### EXCERPTED DATA
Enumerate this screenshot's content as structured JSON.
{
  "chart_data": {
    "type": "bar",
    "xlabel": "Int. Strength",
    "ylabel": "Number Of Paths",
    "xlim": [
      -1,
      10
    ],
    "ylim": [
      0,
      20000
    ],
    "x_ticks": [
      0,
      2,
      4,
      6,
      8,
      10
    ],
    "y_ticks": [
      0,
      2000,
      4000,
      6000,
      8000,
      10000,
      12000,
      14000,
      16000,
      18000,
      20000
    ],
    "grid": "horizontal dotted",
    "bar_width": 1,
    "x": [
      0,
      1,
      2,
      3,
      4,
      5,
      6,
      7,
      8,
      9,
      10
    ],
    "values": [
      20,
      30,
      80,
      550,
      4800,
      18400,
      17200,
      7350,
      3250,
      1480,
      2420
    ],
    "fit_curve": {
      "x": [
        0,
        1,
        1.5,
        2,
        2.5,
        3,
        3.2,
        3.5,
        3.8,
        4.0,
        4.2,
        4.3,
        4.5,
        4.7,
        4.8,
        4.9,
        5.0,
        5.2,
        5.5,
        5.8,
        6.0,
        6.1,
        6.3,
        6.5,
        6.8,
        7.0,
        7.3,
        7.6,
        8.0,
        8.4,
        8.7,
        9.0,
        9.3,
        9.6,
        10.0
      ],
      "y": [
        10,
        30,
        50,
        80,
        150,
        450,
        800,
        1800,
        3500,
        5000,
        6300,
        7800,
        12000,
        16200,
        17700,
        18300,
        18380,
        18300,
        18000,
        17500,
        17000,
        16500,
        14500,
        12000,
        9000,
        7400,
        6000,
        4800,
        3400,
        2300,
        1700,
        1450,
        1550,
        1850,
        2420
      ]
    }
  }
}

### PROMPT
Output the entries exactly.

### SOLUTION BELOW
Enumerate this screenshot's content as structured JSON.
{
  "chart_data": {
    "type": "bar",
    "xlabel": "Int. Strength",
    "ylabel": "Number Of Paths",
    "xlim": [
      -1,
      10
    ],
    "ylim": [
      0,
      20000
    ],
    "x_ticks": [
      0,
      2,
      4,
      6,
      8,
      10
    ],
    "y_ticks": [
      0,
      2000,
      4000,
      6000,
      8000,
      10000,
      12000,
      14000,
      16000,
      18000,
      20000
    ],
    "grid": "horizontal dotted",
    "bar_width": 1,
    "x": [
      0,
      1,
      2,
      3,
      4,
      5,
      6,
      7,
      8,
      9,
      10
    ],
    "values": [
      20,
      30,
      80,
      550,
      4800,
      18400,
      17200,
      7350,
      3250,
      1480,
      2420
    ],
    "fit_curve": {
      "x": [
        0,
        1,
        1.5,
        2,
        2.5,
        3,
        3.2,
        3.5,
        3.8,
        4.0,
        4.2,
        4.3,
        4.5,
        4.7,
        4.8,
        4.9,
        5.0,
        5.2,
        5.5,
        5.8,
        6.0,
        6.1,
        6.3,
        6.5,
        6.8,
        7.0,
        7.3,
        7.6,
        8.0,
        8.4,
        8.7,
        9.0,
        9.3,
        9.6,
        10.0
      ],
      "y": [
        10,
        30,
        50,
        80,
        150,
        450,
        800,
        1800,
        3500,
        5000,
        6300,
        7800,
        12000,
        16200,
        17700,
        18300,
        18380,
        18300,
        18000,
        17500,
        17000,
        16500,
        14500,
        12000,
        9000,
        7400,
        6000,
        4800,
        3400,
        2300,
        1700,
        1450,
        1550,
        1850,
        2420
      ]
    }
  }
}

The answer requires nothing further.